- Provided data:
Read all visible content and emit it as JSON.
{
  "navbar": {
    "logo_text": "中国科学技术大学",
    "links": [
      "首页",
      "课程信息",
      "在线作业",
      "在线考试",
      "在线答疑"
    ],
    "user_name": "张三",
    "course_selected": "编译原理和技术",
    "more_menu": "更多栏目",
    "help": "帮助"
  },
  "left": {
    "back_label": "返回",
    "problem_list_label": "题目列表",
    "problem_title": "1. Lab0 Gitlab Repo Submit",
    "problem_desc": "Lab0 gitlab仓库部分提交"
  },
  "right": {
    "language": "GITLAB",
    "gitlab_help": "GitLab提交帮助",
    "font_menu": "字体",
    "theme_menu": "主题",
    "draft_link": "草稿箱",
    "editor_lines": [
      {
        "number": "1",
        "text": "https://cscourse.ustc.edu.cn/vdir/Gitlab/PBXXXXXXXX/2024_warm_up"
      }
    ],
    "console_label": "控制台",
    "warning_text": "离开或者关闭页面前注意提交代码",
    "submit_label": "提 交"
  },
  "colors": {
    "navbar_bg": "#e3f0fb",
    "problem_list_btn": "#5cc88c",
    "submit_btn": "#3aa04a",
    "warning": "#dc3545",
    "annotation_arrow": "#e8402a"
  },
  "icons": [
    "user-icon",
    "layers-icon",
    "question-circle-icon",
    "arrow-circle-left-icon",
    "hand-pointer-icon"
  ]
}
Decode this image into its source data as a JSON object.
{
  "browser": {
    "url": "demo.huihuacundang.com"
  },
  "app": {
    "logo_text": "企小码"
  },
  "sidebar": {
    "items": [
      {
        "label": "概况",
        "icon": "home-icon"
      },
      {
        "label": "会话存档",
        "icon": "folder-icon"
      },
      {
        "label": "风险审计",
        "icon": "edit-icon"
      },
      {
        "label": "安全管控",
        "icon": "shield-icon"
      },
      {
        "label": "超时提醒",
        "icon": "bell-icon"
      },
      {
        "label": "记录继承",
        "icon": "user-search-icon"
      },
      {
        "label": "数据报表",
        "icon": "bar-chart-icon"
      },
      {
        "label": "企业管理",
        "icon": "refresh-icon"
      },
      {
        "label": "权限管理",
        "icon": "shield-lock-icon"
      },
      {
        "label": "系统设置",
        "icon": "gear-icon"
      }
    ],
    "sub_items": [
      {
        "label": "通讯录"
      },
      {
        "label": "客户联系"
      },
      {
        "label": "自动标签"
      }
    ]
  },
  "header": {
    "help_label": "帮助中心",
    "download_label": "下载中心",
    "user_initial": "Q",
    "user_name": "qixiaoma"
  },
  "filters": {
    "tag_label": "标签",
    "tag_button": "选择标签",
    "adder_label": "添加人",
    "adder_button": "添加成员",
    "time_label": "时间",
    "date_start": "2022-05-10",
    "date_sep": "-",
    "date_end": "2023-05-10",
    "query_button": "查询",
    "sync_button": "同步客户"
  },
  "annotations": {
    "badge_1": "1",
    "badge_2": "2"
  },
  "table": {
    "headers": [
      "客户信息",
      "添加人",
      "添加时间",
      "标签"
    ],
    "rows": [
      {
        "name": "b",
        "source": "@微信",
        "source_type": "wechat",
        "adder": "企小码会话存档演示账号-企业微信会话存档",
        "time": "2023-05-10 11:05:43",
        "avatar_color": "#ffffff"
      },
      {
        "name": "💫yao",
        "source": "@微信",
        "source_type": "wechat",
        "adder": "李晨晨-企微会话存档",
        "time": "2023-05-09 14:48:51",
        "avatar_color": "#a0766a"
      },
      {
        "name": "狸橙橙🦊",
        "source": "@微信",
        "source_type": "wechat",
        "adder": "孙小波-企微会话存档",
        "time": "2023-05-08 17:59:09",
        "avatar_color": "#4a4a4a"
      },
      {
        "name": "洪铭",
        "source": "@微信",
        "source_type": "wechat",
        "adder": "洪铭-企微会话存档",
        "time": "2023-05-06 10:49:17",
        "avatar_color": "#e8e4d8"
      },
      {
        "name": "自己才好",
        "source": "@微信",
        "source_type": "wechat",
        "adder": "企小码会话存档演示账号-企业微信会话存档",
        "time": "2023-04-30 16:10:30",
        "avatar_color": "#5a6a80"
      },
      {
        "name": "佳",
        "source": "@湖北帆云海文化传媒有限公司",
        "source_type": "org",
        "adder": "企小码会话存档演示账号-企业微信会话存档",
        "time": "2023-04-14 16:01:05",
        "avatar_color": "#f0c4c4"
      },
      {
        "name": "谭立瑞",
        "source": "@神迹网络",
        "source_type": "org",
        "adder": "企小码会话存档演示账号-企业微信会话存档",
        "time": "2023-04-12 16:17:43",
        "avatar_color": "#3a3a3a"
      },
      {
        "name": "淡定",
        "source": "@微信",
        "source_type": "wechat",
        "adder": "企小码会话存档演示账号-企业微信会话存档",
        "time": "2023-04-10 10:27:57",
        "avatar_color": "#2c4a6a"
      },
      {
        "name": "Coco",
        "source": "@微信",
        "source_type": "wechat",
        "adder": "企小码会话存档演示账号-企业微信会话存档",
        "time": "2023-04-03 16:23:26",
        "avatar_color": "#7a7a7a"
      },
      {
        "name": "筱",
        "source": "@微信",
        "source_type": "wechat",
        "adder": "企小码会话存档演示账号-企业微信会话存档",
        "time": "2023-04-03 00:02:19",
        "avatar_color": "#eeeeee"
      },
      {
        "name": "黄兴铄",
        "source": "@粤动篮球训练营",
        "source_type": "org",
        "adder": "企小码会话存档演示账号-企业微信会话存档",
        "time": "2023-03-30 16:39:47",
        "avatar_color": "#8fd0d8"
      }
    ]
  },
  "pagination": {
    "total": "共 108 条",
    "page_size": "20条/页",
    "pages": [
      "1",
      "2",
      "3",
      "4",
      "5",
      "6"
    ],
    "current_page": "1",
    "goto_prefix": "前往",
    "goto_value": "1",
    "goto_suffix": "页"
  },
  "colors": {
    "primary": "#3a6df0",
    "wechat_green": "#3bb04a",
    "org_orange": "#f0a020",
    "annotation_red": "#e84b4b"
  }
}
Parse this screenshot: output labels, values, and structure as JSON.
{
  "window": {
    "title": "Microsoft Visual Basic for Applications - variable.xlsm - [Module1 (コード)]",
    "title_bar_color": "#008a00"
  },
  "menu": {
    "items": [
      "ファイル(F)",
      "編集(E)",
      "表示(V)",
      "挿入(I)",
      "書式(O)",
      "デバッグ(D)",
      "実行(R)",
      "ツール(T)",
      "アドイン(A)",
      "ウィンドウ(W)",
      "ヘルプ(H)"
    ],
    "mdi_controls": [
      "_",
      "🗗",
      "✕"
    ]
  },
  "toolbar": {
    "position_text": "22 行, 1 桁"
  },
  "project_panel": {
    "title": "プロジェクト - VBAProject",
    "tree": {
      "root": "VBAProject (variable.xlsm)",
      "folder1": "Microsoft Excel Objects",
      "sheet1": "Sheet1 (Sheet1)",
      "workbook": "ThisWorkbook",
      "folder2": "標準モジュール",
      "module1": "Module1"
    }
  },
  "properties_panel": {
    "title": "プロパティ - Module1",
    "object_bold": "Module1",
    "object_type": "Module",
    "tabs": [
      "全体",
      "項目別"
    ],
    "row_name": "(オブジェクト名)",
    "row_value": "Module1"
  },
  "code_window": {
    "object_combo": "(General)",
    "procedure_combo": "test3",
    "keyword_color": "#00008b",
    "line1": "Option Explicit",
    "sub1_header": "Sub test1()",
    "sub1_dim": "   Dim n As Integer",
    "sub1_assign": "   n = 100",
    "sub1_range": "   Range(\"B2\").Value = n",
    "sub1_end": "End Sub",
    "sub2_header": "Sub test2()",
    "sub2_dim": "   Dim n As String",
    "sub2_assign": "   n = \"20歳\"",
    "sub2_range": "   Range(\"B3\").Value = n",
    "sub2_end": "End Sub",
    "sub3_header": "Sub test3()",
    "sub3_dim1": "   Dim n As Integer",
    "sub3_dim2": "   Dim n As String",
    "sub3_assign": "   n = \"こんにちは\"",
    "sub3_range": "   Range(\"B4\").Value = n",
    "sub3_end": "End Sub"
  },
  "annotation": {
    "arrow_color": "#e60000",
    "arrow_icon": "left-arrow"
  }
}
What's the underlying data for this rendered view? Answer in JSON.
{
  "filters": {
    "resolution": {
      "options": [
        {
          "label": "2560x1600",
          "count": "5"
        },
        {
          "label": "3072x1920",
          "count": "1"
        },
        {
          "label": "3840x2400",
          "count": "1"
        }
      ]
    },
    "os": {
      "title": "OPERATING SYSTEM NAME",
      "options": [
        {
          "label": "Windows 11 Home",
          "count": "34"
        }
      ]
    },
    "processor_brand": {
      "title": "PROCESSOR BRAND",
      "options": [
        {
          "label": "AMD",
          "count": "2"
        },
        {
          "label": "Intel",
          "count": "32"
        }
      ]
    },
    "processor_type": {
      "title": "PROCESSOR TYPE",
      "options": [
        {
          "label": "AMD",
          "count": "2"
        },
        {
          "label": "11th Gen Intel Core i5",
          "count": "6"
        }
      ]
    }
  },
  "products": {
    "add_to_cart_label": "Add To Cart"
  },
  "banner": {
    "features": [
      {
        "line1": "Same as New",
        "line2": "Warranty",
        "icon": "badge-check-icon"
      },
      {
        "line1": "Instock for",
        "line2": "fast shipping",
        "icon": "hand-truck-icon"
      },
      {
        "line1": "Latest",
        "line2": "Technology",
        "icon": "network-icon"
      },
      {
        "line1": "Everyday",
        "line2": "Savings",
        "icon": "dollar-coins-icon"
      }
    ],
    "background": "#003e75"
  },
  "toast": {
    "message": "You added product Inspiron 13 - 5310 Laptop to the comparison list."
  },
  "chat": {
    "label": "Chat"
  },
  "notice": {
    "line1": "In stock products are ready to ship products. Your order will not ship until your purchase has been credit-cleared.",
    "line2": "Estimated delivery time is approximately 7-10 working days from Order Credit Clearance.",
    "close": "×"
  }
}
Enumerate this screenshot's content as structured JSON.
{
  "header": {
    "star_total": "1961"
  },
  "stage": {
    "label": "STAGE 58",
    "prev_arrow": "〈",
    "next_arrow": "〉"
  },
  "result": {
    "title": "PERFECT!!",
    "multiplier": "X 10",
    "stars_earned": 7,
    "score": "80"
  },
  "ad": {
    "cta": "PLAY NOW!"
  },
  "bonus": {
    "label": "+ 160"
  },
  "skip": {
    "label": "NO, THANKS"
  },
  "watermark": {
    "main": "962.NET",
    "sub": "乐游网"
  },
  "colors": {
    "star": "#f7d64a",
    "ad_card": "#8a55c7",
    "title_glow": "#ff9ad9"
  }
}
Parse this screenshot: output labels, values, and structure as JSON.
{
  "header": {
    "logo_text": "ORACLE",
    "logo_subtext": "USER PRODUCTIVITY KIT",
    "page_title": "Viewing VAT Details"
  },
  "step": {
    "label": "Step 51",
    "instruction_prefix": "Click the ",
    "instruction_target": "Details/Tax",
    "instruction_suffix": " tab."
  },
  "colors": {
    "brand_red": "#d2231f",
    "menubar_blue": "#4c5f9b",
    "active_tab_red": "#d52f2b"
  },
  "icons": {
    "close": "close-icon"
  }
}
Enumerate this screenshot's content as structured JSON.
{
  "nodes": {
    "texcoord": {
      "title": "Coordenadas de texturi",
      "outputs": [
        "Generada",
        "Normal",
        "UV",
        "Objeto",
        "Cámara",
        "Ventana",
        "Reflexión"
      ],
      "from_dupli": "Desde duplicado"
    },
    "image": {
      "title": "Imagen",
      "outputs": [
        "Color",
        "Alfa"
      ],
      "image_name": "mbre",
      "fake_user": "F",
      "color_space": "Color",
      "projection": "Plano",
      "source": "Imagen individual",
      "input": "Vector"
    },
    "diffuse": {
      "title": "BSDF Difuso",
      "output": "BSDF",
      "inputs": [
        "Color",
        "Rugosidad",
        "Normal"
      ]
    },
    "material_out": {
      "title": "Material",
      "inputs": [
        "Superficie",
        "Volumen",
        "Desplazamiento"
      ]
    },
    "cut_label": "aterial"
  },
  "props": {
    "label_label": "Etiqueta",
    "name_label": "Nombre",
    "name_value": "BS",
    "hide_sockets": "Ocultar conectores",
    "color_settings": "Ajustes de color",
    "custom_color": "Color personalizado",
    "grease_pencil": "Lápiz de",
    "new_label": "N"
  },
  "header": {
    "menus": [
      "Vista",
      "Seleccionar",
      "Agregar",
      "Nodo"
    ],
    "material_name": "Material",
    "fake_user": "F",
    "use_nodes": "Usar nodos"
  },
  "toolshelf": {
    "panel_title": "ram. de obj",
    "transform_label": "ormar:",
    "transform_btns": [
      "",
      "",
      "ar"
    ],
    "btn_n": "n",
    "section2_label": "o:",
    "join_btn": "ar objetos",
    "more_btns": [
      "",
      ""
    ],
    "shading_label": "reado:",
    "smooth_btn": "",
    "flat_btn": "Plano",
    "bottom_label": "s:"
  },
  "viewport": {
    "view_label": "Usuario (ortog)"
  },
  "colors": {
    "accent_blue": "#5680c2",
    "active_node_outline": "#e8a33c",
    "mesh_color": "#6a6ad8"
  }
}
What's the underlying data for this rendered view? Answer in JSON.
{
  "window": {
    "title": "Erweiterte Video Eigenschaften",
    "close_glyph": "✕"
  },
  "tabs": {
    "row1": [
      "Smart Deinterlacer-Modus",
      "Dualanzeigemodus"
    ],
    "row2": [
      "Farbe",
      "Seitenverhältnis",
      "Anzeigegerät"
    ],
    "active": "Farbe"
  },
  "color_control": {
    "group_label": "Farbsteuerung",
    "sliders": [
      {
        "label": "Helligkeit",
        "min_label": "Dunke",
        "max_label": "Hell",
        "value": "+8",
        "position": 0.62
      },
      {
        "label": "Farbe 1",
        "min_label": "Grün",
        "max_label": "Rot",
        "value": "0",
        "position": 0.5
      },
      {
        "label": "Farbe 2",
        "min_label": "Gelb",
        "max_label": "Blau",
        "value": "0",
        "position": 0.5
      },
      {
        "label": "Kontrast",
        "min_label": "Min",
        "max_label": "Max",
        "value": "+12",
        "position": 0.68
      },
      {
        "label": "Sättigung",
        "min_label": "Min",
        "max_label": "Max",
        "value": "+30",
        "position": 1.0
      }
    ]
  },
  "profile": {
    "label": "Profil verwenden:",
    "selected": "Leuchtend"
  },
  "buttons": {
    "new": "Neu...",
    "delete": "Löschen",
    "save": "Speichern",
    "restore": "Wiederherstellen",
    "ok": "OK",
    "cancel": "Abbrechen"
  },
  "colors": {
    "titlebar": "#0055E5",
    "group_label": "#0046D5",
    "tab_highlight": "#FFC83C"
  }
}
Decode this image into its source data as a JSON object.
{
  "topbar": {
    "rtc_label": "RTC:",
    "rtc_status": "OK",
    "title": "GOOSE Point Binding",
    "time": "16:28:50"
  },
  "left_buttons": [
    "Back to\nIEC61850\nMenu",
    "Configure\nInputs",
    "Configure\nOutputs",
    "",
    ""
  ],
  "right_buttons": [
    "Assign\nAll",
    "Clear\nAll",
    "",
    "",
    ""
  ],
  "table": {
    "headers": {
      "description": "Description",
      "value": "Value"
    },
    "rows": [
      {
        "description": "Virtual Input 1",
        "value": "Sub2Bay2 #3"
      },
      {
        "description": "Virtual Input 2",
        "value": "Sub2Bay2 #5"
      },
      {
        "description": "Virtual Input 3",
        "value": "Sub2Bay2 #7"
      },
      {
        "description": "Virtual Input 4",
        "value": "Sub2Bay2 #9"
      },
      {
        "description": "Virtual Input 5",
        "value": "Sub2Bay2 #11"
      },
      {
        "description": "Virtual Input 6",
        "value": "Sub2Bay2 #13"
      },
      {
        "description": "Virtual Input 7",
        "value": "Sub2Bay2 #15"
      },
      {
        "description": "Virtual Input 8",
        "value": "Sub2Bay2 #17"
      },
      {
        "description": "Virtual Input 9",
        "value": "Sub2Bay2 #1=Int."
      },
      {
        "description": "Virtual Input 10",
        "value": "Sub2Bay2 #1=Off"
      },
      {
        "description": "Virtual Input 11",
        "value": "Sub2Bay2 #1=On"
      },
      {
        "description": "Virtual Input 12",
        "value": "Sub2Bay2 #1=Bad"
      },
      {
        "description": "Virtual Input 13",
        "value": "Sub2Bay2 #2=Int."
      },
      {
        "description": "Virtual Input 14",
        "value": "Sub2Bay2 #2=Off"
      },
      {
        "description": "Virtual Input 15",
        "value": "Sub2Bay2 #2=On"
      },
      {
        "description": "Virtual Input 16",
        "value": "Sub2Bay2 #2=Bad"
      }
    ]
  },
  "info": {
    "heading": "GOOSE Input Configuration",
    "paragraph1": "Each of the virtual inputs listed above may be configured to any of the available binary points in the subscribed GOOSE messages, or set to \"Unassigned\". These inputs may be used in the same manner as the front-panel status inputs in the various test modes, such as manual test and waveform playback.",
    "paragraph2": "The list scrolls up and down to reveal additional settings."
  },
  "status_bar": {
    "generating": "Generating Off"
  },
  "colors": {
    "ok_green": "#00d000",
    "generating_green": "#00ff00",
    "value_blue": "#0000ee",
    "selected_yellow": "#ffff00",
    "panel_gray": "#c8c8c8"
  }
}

- Job: Scan the material above. Copy each line where "GOOSE" occurs.

- Answer to this task:
    "title": "GOOSE Point Binding",
    "heading": "GOOSE Input Configuration",
    "paragraph1": "Each of the virtual inputs listed above may be configured to any of the available binary points in the subscribed GOOSE messages, or set to \"Unassigned\". These inputs may be used in the same manner as the front-panel status inputs in the various test modes, such as manual test and waveform playback.",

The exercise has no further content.